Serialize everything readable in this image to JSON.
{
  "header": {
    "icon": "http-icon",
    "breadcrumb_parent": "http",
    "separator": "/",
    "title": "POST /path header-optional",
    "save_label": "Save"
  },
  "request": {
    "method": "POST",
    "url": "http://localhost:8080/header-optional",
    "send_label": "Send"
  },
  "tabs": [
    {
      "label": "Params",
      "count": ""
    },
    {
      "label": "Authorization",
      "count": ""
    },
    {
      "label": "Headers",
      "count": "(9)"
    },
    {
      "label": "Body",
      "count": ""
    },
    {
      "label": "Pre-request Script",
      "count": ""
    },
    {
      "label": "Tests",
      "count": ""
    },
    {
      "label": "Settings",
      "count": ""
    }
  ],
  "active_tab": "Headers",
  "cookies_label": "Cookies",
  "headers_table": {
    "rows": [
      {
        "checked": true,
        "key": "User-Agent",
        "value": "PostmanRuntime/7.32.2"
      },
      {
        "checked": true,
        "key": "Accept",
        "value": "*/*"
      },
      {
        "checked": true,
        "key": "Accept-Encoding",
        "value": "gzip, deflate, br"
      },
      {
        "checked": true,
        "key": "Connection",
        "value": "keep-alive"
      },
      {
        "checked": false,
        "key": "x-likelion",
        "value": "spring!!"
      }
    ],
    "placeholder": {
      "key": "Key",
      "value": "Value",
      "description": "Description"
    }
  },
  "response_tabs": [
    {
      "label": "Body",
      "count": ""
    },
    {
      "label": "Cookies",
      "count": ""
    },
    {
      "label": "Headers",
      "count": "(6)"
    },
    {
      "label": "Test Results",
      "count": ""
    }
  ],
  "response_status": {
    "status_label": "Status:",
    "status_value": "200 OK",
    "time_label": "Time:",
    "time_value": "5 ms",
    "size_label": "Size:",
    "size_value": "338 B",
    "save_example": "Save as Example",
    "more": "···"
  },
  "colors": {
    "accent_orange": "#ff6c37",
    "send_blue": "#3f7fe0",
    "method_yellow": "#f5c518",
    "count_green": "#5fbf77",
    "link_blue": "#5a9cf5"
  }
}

**The request:** Using the records above, copy every line that has the word "optional" in it.

**Reply:**
    "title": "POST /path header-optional",
    "url": "http://localhost:8080/header-optional",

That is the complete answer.